■ **Goal A**
Print a passage from the text on financial decisions in your twenties, word for word. Begin at the words "Think about all" and stop after the words "and how much?".

■ **Provided text**

Think about all financial decisions you make in your twenties:

  • What career will you go into?
  • Are you going to grad school?
  • How will you save and how much?
  • Do you buy or rent?
  • Is one parent going stay home or are you sending your children into day care?
  • Are you saving for your child’s education and how much are you going to put away?

They seem like basic questions, but how decide to answer those questions have serious, long-term implications.

Where’s the best place to start answering financial questions? At the beginning of course! That’s why today’s interview is with Hank Coleman from Money Q and A.

Hank Coleman is a freelance finance writer who has written extensively for many financial websites and publications such as Fool.com, Fox Business, Five Cent Nickel, and others in addition to his own blog, Money Q&A. Hank holds a Master’s Degree in Finance and is currently studying to take the Certified Financial Planner exam later this year.

(Me) What should families be asking when first starting out and where can they find answers to those questions?

■ **Goal B**
Output these stored data entries unchanged, starting at the first entry and ending after the line that contains "band-title: Your Title Text Here — [734, 1365, 817, 1376]".

(Stored data entries)
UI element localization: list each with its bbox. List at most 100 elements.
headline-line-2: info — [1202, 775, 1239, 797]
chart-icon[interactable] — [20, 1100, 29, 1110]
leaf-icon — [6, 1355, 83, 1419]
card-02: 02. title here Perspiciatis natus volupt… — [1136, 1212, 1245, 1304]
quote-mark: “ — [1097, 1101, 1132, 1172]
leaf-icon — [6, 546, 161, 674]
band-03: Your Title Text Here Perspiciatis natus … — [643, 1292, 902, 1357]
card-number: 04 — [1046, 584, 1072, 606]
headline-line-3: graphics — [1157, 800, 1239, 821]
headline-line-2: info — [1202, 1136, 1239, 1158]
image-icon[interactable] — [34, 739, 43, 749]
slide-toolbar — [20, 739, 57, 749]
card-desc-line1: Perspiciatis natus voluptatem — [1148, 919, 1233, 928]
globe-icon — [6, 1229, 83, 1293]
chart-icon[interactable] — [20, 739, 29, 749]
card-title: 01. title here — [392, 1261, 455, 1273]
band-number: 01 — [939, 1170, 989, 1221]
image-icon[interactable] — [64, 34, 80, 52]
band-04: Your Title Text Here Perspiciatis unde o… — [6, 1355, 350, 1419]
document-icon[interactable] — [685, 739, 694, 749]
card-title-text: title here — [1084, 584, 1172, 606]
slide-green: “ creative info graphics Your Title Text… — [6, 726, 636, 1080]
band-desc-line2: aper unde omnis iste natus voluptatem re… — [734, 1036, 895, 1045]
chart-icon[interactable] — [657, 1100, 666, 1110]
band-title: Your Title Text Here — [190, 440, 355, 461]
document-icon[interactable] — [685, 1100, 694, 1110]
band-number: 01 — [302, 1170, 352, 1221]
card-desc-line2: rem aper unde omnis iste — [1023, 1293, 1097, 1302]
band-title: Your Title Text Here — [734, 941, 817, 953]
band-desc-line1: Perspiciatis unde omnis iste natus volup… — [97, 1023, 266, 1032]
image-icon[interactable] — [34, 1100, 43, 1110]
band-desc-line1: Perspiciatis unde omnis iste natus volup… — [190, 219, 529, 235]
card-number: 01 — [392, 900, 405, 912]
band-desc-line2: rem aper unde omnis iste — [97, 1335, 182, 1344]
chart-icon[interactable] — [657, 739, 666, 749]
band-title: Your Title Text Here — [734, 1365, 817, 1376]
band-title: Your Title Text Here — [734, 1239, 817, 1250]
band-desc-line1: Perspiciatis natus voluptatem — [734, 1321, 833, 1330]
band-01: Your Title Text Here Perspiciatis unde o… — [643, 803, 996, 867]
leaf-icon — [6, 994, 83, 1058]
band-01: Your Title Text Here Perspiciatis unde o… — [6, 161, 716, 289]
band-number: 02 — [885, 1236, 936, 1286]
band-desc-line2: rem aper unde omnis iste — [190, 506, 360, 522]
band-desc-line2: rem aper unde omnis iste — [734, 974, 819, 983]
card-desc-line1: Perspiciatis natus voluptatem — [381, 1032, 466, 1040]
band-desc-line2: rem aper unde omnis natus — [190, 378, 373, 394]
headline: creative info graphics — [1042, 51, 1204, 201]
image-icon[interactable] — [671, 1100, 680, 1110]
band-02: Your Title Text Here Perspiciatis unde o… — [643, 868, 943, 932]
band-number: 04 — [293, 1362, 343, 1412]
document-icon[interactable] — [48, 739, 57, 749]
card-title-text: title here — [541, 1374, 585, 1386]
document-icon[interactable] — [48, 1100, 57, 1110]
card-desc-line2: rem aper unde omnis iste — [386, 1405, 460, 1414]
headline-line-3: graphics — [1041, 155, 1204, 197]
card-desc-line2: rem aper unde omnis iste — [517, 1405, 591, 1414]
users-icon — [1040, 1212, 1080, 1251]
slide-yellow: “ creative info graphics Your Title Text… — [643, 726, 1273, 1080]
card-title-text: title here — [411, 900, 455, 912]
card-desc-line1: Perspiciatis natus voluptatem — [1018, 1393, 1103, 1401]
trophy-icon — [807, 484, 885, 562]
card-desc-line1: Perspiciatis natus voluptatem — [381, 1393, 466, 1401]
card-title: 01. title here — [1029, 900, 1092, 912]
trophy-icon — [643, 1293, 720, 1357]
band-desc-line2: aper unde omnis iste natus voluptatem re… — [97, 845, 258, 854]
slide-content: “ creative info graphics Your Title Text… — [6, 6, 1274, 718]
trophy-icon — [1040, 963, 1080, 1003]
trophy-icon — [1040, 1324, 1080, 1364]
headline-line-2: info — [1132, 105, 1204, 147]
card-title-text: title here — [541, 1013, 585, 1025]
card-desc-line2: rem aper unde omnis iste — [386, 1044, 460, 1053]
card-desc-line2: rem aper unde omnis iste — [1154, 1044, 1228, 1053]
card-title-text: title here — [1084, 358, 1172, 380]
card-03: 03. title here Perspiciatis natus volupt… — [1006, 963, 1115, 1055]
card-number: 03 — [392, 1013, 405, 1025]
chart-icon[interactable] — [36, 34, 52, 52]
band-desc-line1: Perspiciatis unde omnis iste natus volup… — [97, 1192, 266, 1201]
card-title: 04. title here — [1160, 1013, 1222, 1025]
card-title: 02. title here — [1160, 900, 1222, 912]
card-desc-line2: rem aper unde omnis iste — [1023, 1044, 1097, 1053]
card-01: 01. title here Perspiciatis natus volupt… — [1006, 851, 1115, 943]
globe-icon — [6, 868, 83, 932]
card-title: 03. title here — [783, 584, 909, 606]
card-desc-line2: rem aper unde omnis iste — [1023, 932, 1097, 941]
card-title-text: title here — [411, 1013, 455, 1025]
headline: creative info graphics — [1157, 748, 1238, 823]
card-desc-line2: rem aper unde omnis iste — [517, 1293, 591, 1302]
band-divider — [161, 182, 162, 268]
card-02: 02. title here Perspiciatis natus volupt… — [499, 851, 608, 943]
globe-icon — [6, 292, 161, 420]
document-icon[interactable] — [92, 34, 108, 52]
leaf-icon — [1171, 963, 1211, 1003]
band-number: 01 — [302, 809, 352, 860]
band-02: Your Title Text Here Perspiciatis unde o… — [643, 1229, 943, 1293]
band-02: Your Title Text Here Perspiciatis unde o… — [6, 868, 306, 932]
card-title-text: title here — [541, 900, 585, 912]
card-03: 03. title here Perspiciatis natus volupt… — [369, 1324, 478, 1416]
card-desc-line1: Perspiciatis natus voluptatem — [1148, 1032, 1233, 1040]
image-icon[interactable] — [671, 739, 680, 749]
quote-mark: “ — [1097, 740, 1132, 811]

■ **Exercise answer A**
Think about all financial decisions you make in your twenties:

  • What career will you go into?
  • Are you going to grad school?
  • How will you save and how much?

■ **Exercise answer B**
UI element localization: list each with its bbox. List at most 100 elements.
headline-line-2: info — [1202, 775, 1239, 797]
chart-icon[interactable] — [20, 1100, 29, 1110]
leaf-icon — [6, 1355, 83, 1419]
card-02: 02. title here Perspiciatis natus volupt… — [1136, 1212, 1245, 1304]
quote-mark: “ — [1097, 1101, 1132, 1172]
leaf-icon — [6, 546, 161, 674]
band-03: Your Title Text Here Perspiciatis natus … — [643, 1292, 902, 1357]
card-number: 04 — [1046, 584, 1072, 606]
headline-line-3: graphics — [1157, 800, 1239, 821]
headline-line-2: info — [1202, 1136, 1239, 1158]
image-icon[interactable] — [34, 739, 43, 749]
slide-toolbar — [20, 739, 57, 749]
card-desc-line1: Perspiciatis natus voluptatem — [1148, 919, 1233, 928]
globe-icon — [6, 1229, 83, 1293]
chart-icon[interactable] — [20, 739, 29, 749]
card-title: 01. title here — [392, 1261, 455, 1273]
band-number: 01 — [939, 1170, 989, 1221]
image-icon[interactable] — [64, 34, 80, 52]
band-04: Your Title Text Here Perspiciatis unde o… — [6, 1355, 350, 1419]
document-icon[interactable] — [685, 739, 694, 749]
card-title-text: title here — [1084, 584, 1172, 606]
slide-green: “ creative info graphics Your Title Text… — [6, 726, 636, 1080]
band-desc-line2: aper unde omnis iste natus voluptatem re… — [734, 1036, 895, 1045]
chart-icon[interactable] — [657, 1100, 666, 1110]
band-title: Your Title Text Here — [190, 440, 355, 461]
document-icon[interactable] — [685, 1100, 694, 1110]
band-number: 01 — [302, 1170, 352, 1221]
card-desc-line2: rem aper unde omnis iste — [1023, 1293, 1097, 1302]
band-title: Your Title Text Here — [734, 941, 817, 953]
band-desc-line1: Perspiciatis unde omnis iste natus volup… — [97, 1023, 266, 1032]
image-icon[interactable] — [34, 1100, 43, 1110]
band-desc-line1: Perspiciatis unde omnis iste natus volup… — [190, 219, 529, 235]
card-number: 01 — [392, 900, 405, 912]
band-desc-line2: rem aper unde omnis iste — [97, 1335, 182, 1344]
chart-icon[interactable] — [657, 739, 666, 749]
band-title: Your Title Text Here — [734, 1365, 817, 1376]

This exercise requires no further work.